Among the records that follow, count the lines with the string "อลดค"; report only that count.

Data entries
- - -
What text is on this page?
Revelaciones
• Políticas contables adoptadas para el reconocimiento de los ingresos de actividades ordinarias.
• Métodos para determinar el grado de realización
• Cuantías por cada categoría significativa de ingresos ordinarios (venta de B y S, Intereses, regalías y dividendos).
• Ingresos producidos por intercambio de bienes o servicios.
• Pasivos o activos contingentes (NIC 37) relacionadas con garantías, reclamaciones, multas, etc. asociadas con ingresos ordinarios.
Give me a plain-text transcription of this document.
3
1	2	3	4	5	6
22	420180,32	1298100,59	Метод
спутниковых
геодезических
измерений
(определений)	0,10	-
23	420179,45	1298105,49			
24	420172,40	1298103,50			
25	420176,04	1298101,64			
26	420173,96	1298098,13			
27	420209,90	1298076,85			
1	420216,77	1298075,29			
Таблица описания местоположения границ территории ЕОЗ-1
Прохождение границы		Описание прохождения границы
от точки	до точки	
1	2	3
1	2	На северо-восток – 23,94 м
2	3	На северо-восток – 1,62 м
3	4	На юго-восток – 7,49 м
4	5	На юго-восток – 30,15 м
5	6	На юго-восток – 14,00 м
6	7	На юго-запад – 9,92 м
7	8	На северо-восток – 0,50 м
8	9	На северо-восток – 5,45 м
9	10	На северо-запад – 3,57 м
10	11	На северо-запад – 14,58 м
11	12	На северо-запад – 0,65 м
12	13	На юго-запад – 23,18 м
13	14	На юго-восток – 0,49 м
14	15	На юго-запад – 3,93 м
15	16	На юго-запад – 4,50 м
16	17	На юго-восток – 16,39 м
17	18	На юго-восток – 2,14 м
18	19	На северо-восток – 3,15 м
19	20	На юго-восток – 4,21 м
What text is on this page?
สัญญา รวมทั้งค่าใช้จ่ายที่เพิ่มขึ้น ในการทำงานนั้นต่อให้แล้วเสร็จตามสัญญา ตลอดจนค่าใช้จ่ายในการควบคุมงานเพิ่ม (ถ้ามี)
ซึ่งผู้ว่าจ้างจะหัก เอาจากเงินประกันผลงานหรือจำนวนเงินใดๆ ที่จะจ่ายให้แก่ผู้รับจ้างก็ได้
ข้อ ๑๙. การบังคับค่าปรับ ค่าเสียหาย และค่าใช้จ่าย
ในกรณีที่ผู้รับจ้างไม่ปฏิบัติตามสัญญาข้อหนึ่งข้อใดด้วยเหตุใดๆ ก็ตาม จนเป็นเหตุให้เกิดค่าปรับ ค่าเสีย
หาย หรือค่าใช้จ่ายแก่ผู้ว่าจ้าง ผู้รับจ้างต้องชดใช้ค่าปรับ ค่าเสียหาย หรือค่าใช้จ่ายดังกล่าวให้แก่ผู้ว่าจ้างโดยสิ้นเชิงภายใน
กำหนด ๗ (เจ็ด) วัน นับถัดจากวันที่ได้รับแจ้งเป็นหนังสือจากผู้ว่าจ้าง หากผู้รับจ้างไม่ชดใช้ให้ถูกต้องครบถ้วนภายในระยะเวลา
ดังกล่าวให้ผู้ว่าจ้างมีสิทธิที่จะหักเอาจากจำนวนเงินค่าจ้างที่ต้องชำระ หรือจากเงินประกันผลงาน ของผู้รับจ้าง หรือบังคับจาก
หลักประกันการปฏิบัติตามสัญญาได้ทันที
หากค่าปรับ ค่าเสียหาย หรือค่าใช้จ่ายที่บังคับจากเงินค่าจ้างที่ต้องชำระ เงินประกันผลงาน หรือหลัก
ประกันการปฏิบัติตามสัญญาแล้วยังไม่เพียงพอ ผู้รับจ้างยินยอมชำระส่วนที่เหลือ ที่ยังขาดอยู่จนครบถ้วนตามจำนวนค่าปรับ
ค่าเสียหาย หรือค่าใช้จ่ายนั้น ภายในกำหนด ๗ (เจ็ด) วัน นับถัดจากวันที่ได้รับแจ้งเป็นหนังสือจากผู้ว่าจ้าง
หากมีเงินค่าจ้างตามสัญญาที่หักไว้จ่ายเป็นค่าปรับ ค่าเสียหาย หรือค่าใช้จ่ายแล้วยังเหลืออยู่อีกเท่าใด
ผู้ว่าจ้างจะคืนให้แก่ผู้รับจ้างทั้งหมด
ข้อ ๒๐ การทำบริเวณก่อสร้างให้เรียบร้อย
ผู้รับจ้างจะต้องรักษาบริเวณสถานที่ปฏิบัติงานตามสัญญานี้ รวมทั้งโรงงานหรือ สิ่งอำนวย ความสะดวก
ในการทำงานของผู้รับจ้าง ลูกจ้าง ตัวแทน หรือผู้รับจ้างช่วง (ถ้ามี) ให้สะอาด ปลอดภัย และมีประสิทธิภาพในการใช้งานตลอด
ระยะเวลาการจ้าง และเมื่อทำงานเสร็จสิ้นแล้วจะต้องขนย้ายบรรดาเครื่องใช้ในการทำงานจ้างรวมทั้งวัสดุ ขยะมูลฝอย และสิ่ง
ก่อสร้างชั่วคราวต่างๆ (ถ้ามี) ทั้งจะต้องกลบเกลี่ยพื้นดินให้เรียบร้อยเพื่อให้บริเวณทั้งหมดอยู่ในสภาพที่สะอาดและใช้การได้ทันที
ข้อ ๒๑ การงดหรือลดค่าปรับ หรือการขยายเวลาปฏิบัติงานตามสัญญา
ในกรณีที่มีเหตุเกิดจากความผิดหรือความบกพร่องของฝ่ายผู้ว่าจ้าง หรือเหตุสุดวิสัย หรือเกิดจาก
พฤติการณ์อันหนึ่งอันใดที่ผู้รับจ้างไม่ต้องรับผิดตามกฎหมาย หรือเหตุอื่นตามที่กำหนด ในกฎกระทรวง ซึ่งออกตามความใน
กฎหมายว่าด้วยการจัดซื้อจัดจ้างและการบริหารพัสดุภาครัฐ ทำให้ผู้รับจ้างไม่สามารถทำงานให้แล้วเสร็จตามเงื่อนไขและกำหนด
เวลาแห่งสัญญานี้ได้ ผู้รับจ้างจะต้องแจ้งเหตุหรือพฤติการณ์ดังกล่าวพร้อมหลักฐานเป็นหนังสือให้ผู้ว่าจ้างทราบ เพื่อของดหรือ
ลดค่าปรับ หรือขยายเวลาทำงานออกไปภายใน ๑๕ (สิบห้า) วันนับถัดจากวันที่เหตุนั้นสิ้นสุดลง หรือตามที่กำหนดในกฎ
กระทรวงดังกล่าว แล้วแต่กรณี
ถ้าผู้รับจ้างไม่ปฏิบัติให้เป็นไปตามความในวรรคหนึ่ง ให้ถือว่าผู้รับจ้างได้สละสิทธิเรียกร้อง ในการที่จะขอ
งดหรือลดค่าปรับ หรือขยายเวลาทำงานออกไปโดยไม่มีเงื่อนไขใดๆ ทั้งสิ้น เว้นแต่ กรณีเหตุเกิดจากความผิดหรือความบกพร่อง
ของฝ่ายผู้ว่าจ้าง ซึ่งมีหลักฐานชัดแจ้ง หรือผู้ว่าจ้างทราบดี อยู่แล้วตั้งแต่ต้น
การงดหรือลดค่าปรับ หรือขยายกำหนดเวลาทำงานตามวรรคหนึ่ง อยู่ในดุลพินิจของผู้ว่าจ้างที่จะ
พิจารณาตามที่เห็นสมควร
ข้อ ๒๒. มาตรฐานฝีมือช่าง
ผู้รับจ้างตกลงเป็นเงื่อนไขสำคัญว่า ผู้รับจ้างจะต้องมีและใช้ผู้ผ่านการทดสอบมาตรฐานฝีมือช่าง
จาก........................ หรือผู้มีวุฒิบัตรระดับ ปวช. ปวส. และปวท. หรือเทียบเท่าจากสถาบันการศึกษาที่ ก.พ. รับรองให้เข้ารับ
- - -
EXERCISE RESPONSE |
3